### Provided material
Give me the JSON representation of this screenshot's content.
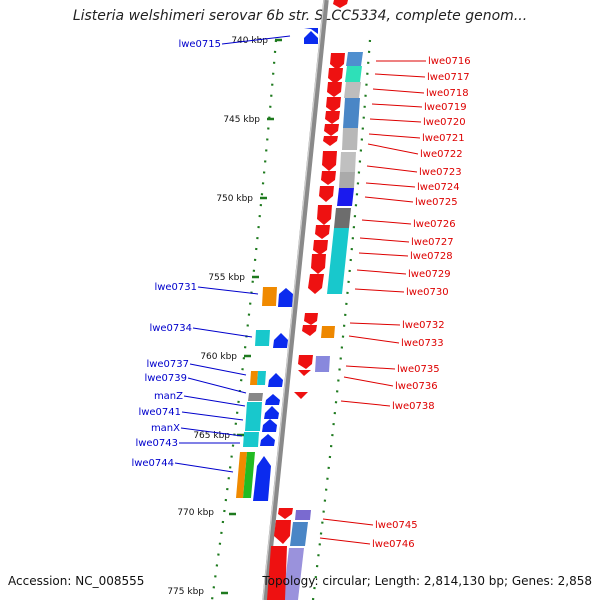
{
  "title": "Listeria welshimeri serovar 6b str. SLCC5334, complete genom...",
  "footer": {
    "accession": "Accession: NC_008555",
    "summary": "Topology: circular; Length: 2,814,130 bp; Genes: 2,858"
  },
  "colors": {
    "forward_label": "#0000cc",
    "reverse_label": "#dd0000",
    "backbone": "#8a8a8a",
    "tick": "#1e7a1e"
  },
  "scale": {
    "ticks": [
      {
        "kbp": 740,
        "label": "740 kbp"
      },
      {
        "kbp": 745,
        "label": "745 kbp"
      },
      {
        "kbp": 750,
        "label": "750 kbp"
      },
      {
        "kbp": 755,
        "label": "755 kbp"
      },
      {
        "kbp": 760,
        "label": "760 kbp"
      },
      {
        "kbp": 765,
        "label": "765 kbp"
      },
      {
        "kbp": 770,
        "label": "770 kbp"
      },
      {
        "kbp": 775,
        "label": "775 kbp"
      }
    ]
  },
  "genes": {
    "forward": [
      {
        "label": "lwe0715",
        "kbp": 739.9
      },
      {
        "label": "lwe0731",
        "kbp": 756.0
      },
      {
        "label": "lwe0734",
        "kbp": 758.3
      },
      {
        "label": "lwe0737",
        "kbp": 760.9
      },
      {
        "label": "lwe0739",
        "kbp": 761.6
      },
      {
        "label": "manZ",
        "kbp": 762.4
      },
      {
        "label": "lwe0741",
        "kbp": 763.3
      },
      {
        "label": "manX",
        "kbp": 764.1
      },
      {
        "label": "lwe0743",
        "kbp": 764.8
      },
      {
        "label": "lwe0744",
        "kbp": 766.6
      }
    ],
    "reverse": [
      {
        "label": "lwe0716",
        "kbp": 741.0
      },
      {
        "label": "lwe0717",
        "kbp": 741.8
      },
      {
        "label": "lwe0718",
        "kbp": 742.7
      },
      {
        "label": "lwe0719",
        "kbp": 743.5
      },
      {
        "label": "lwe0720",
        "kbp": 744.4
      },
      {
        "label": "lwe0721",
        "kbp": 745.2
      },
      {
        "label": "lwe0722",
        "kbp": 746.0
      },
      {
        "label": "lwe0723",
        "kbp": 747.0
      },
      {
        "label": "lwe0724",
        "kbp": 747.9
      },
      {
        "label": "lwe0725",
        "kbp": 748.9
      },
      {
        "label": "lwe0726",
        "kbp": 750.3
      },
      {
        "label": "lwe0727",
        "kbp": 751.4
      },
      {
        "label": "lwe0728",
        "kbp": 752.2
      },
      {
        "label": "lwe0729",
        "kbp": 753.3
      },
      {
        "label": "lwe0730",
        "kbp": 754.5
      },
      {
        "label": "lwe0732",
        "kbp": 757.1
      },
      {
        "label": "lwe0733",
        "kbp": 758.0
      },
      {
        "label": "lwe0735",
        "kbp": 760.3
      },
      {
        "label": "lwe0736",
        "kbp": 761.1
      },
      {
        "label": "lwe0738",
        "kbp": 762.3
      },
      {
        "label": "lwe0745",
        "kbp": 770.9
      },
      {
        "label": "lwe0746",
        "kbp": 772.0
      }
    ]
  }
}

### Problem details
The data above must be given back verbatim, minus its images.

### Written response
Give me the JSON representation of this screenshot's content.
{
  "title": "Listeria welshimeri serovar 6b str. SLCC5334, complete genom...",
  "footer": {
    "accession": "Accession: NC_008555",
    "summary": "Topology: circular; Length: 2,814,130 bp; Genes: 2,858"
  },
  "colors": {
    "forward_label": "#0000cc",
    "reverse_label": "#dd0000",
    "backbone": "#8a8a8a",
    "tick": "#1e7a1e"
  },
  "scale": {
    "ticks": [
      {
        "kbp": 740,
        "label": "740 kbp"
      },
      {
        "kbp": 745,
        "label": "745 kbp"
      },
      {
        "kbp": 750,
        "label": "750 kbp"
      },
      {
        "kbp": 755,
        "label": "755 kbp"
      },
      {
        "kbp": 760,
        "label": "760 kbp"
      },
      {
        "kbp": 765,
        "label": "765 kbp"
      },
      {
        "kbp": 770,
        "label": "770 kbp"
      },
      {
        "kbp": 775,
        "label": "775 kbp"
      }
    ]
  },
  "genes": {
    "forward": [
      {
        "label": "lwe0715",
        "kbp": 739.9
      },
      {
        "label": "lwe0731",
        "kbp": 756.0
      },
      {
        "label": "lwe0734",
        "kbp": 758.3
      },
      {
        "label": "lwe0737",
        "kbp": 760.9
      },
      {
        "label": "lwe0739",
        "kbp": 761.6
      },
      {
        "label": "manZ",
        "kbp": 762.4
      },
      {
        "label": "lwe0741",
        "kbp": 763.3
      },
      {
        "label": "manX",
        "kbp": 764.1
      },
      {
        "label": "lwe0743",
        "kbp": 764.8
      },
      {
        "label": "lwe0744",
        "kbp": 766.6
      }
    ],
    "reverse": [
      {
        "label": "lwe0716",
        "kbp": 741.0
      },
      {
        "label": "lwe0717",
        "kbp": 741.8
      },
      {
        "label": "lwe0718",
        "kbp": 742.7
      },
      {
        "label": "lwe0719",
        "kbp": 743.5
      },
      {
        "label": "lwe0720",
        "kbp": 744.4
      },
      {
        "label": "lwe0721",
        "kbp": 745.2
      },
      {
        "label": "lwe0722",
        "kbp": 746.0
      },
      {
        "label": "lwe0723",
        "kbp": 747.0
      },
      {
        "label": "lwe0724",
        "kbp": 747.9
      },
      {
        "label": "lwe0725",
        "kbp": 748.9
      },
      {
        "label": "lwe0726",
        "kbp": 750.3
      },
      {
        "label": "lwe0727",
        "kbp": 751.4
      },
      {
        "label": "lwe0728",
        "kbp": 752.2
      },
      {
        "label": "lwe0729",
        "kbp": 753.3
      },
      {
        "label": "lwe0730",
        "kbp": 754.5
      },
      {
        "label": "lwe0732",
        "kbp": 757.1
      },
      {
        "label": "lwe0733",
        "kbp": 758.0
      },
      {
        "label": "lwe0735",
        "kbp": 760.3
      },
      {
        "label": "lwe0736",
        "kbp": 761.1
      },
      {
        "label": "lwe0738",
        "kbp": 762.3
      },
      {
        "label": "lwe0745",
        "kbp": 770.9
      },
      {
        "label": "lwe0746",
        "kbp": 772.0
      }
    ]
  }
}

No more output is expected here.